-------- Input for this task --------

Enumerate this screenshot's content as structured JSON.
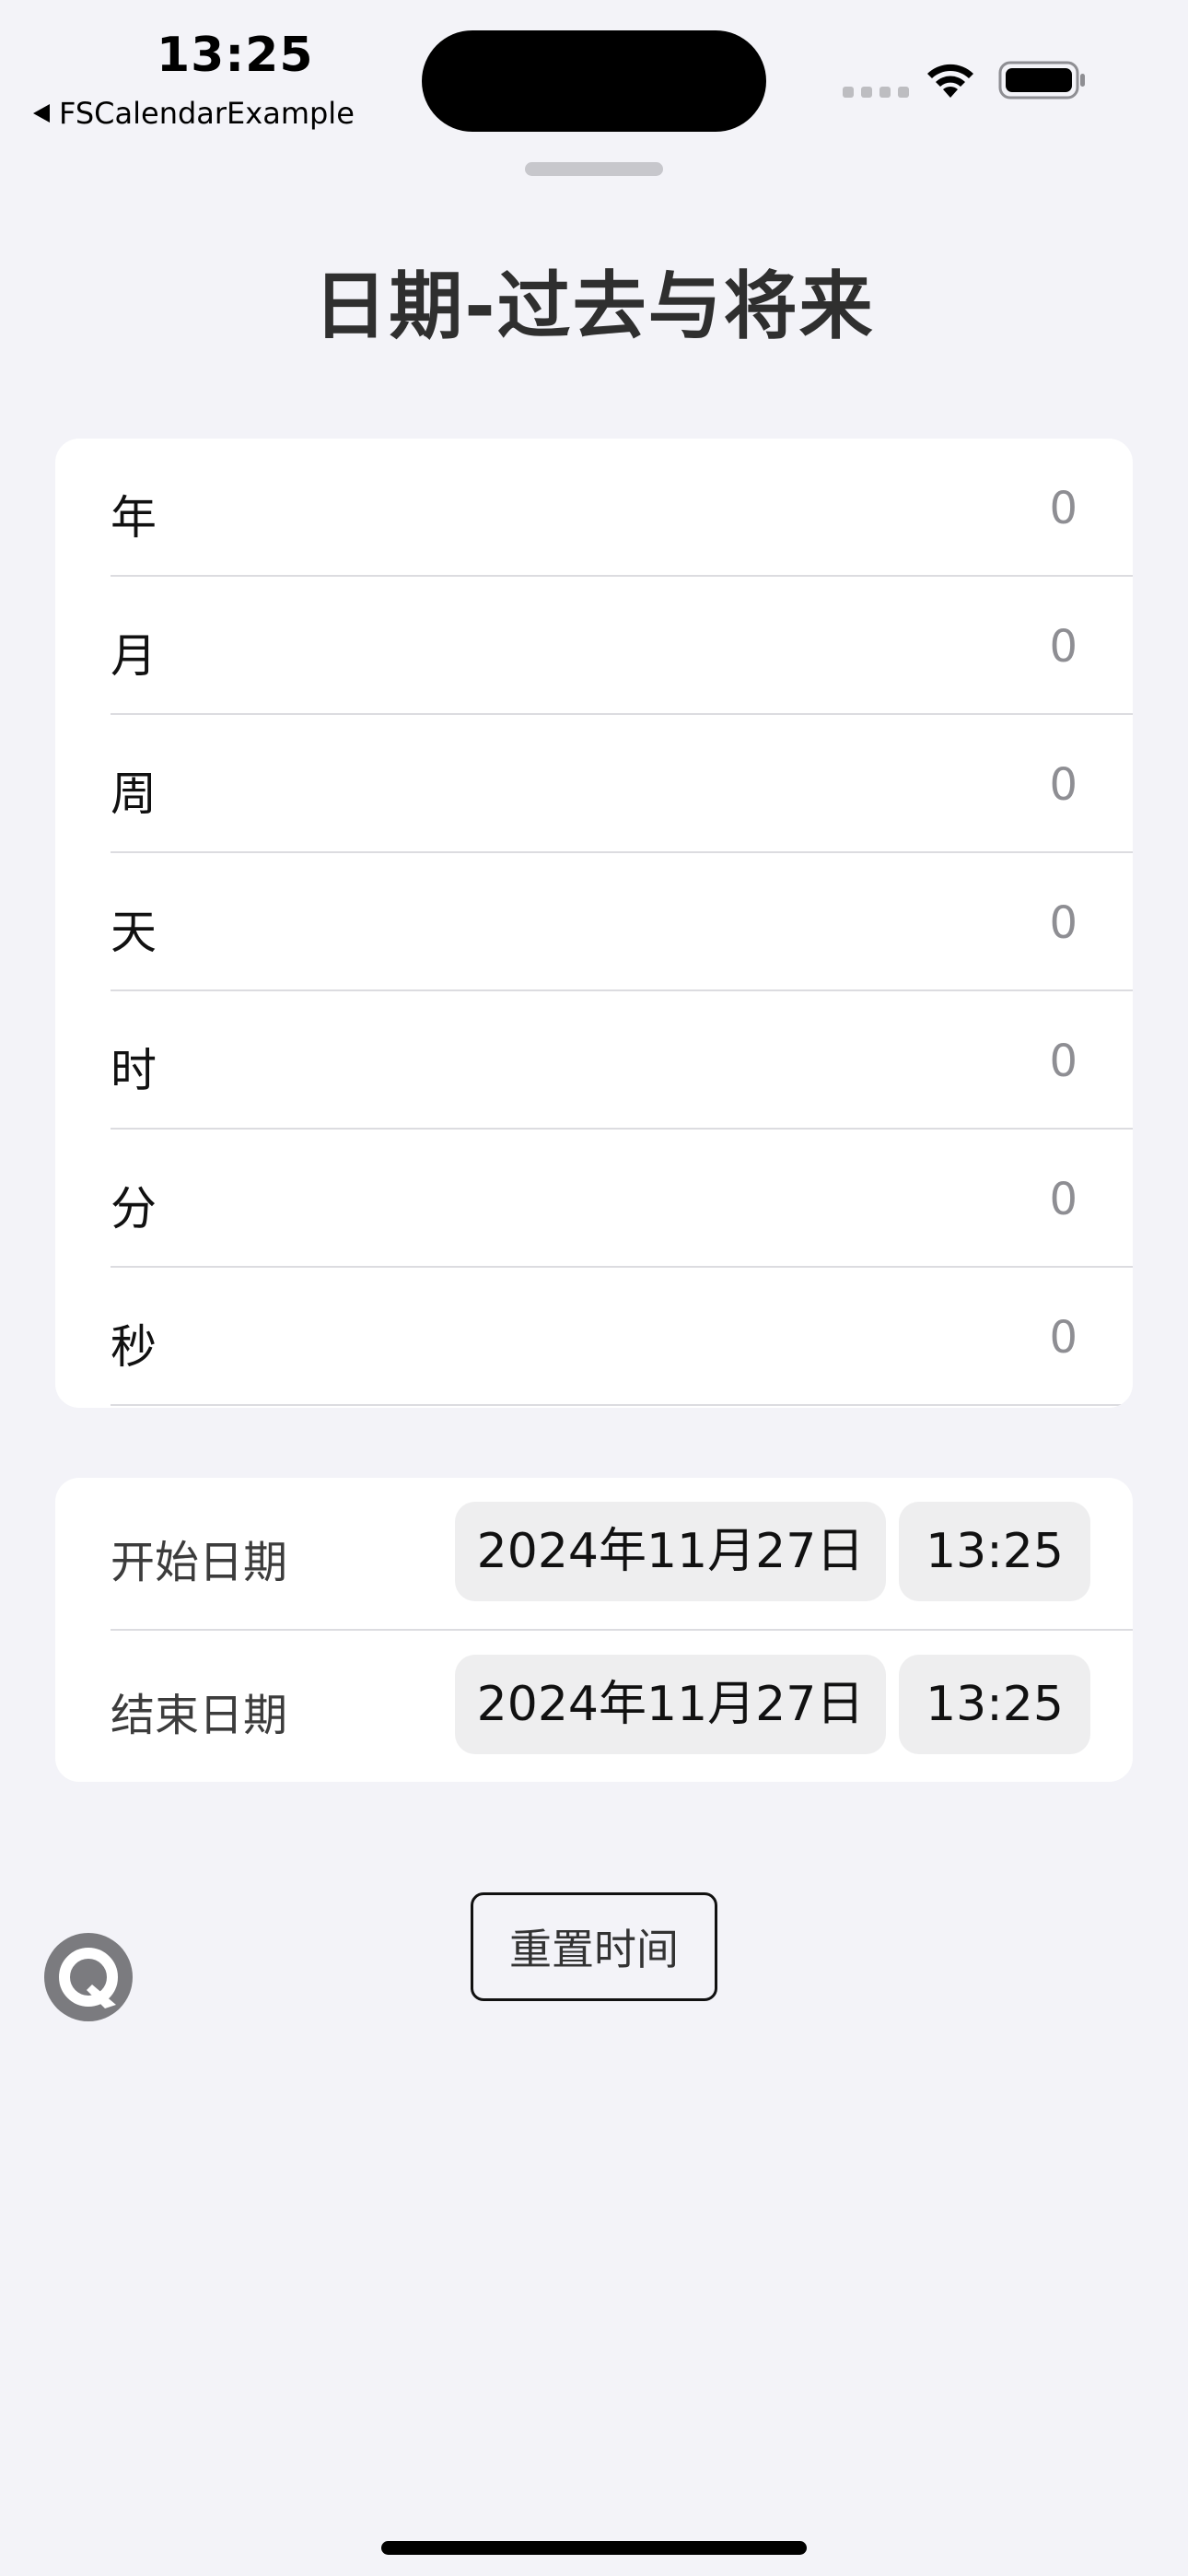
{
  "status_bar": {
    "time": "13:25",
    "back_app": "FSCalendarExample"
  },
  "header": {
    "title": "日期-过去与将来"
  },
  "units": [
    {
      "label": "年",
      "value": "0"
    },
    {
      "label": "月",
      "value": "0"
    },
    {
      "label": "周",
      "value": "0"
    },
    {
      "label": "天",
      "value": "0"
    },
    {
      "label": "时",
      "value": "0"
    },
    {
      "label": "分",
      "value": "0"
    },
    {
      "label": "秒",
      "value": "0"
    }
  ],
  "dates": {
    "start": {
      "label": "开始日期",
      "date": "2024年11月27日",
      "time": "13:25"
    },
    "end": {
      "label": "结束日期",
      "date": "2024年11月27日",
      "time": "13:25"
    }
  },
  "actions": {
    "reset_label": "重置时间"
  },
  "icons": {
    "wifi": "wifi-icon",
    "battery": "battery-icon",
    "assist": "assistive-touch-icon"
  }
}
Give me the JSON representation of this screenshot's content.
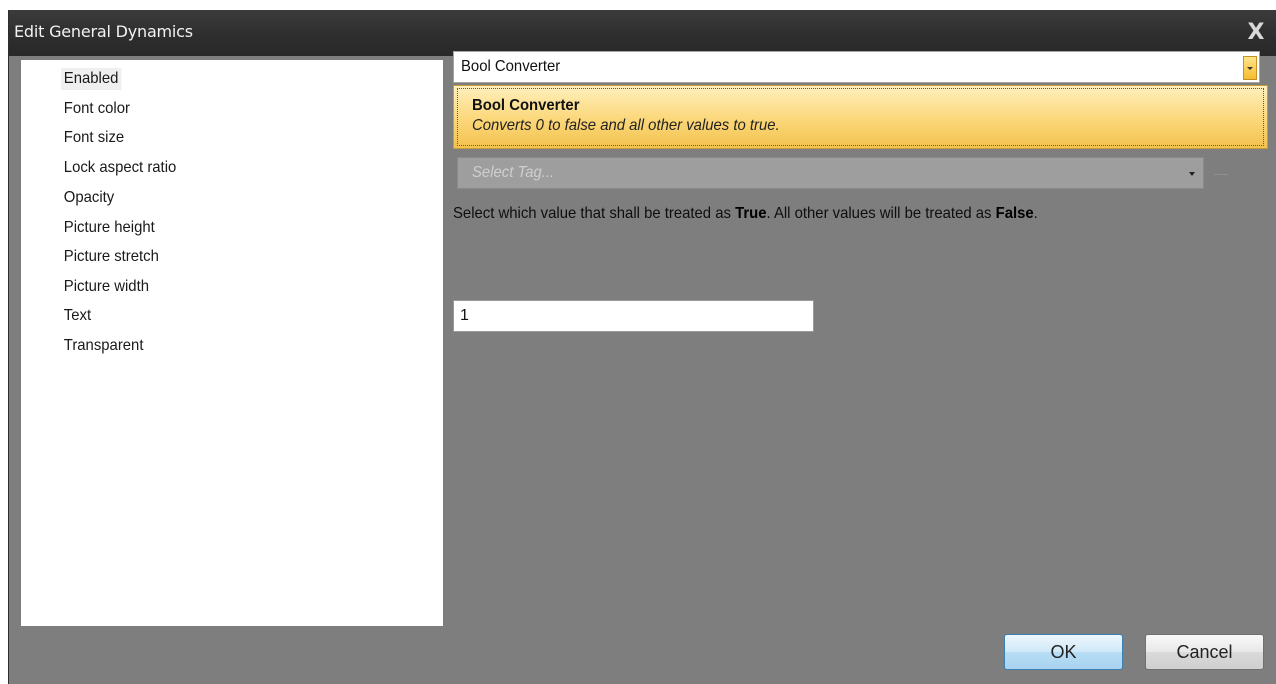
{
  "window": {
    "title": "Edit General Dynamics",
    "close_glyph": "X"
  },
  "properties": {
    "items": [
      {
        "label": "Enabled",
        "selected": true
      },
      {
        "label": "Font color"
      },
      {
        "label": "Font size"
      },
      {
        "label": "Lock aspect ratio"
      },
      {
        "label": "Opacity"
      },
      {
        "label": "Picture height"
      },
      {
        "label": "Picture stretch"
      },
      {
        "label": "Picture width"
      },
      {
        "label": "Text"
      },
      {
        "label": "Transparent"
      }
    ]
  },
  "converter": {
    "selected": "Bool Converter",
    "popup_title": "Bool Converter",
    "popup_description": "Converts 0 to false and all other values to true."
  },
  "tag_select": {
    "placeholder": "Select Tag..."
  },
  "instruction": {
    "part1": "Select which value that shall be treated as ",
    "true_word": "True",
    "part2": ". All other values will be treated as ",
    "false_word": "False",
    "part3": "."
  },
  "true_value": {
    "value": "1"
  },
  "buttons": {
    "ok": "OK",
    "cancel": "Cancel"
  },
  "colors": {
    "titlebar": "#2d2d2d",
    "body": "#7e7e7e",
    "popup_accent": "#fbd779",
    "ok_border": "#3c7fb1"
  }
}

--------

Quote all the records verbatim, dropping any pictures from your copy.

Answer
Enumerate this screenshot's content as structured JSON.
{
  "status_bar": {
    "time": "13:25",
    "back_app": "FSCalendarExample"
  },
  "header": {
    "title": "日期-过去与将来"
  },
  "units": [
    {
      "label": "年",
      "value": "0"
    },
    {
      "label": "月",
      "value": "0"
    },
    {
      "label": "周",
      "value": "0"
    },
    {
      "label": "天",
      "value": "0"
    },
    {
      "label": "时",
      "value": "0"
    },
    {
      "label": "分",
      "value": "0"
    },
    {
      "label": "秒",
      "value": "0"
    }
  ],
  "dates": {
    "start": {
      "label": "开始日期",
      "date": "2024年11月27日",
      "time": "13:25"
    },
    "end": {
      "label": "结束日期",
      "date": "2024年11月27日",
      "time": "13:25"
    }
  },
  "actions": {
    "reset_label": "重置时间"
  },
  "icons": {
    "wifi": "wifi-icon",
    "battery": "battery-icon",
    "assist": "assistive-touch-icon"
  }
}
Give me the JSON representation of this screenshot's content.
{
  "window": {
    "title": "Edit General Dynamics",
    "close_glyph": "X"
  },
  "properties": {
    "items": [
      {
        "label": "Enabled",
        "selected": true
      },
      {
        "label": "Font color"
      },
      {
        "label": "Font size"
      },
      {
        "label": "Lock aspect ratio"
      },
      {
        "label": "Opacity"
      },
      {
        "label": "Picture height"
      },
      {
        "label": "Picture stretch"
      },
      {
        "label": "Picture width"
      },
      {
        "label": "Text"
      },
      {
        "label": "Transparent"
      }
    ]
  },
  "converter": {
    "selected": "Bool Converter",
    "popup_title": "Bool Converter",
    "popup_description": "Converts 0 to false and all other values to true."
  },
  "tag_select": {
    "placeholder": "Select Tag..."
  },
  "instruction": {
    "part1": "Select which value that shall be treated as ",
    "true_word": "True",
    "part2": ". All other values will be treated as ",
    "false_word": "False",
    "part3": "."
  },
  "true_value": {
    "value": "1"
  },
  "buttons": {
    "ok": "OK",
    "cancel": "Cancel"
  },
  "colors": {
    "titlebar": "#2d2d2d",
    "body": "#7e7e7e",
    "popup_accent": "#fbd779",
    "ok_border": "#3c7fb1"
  }
}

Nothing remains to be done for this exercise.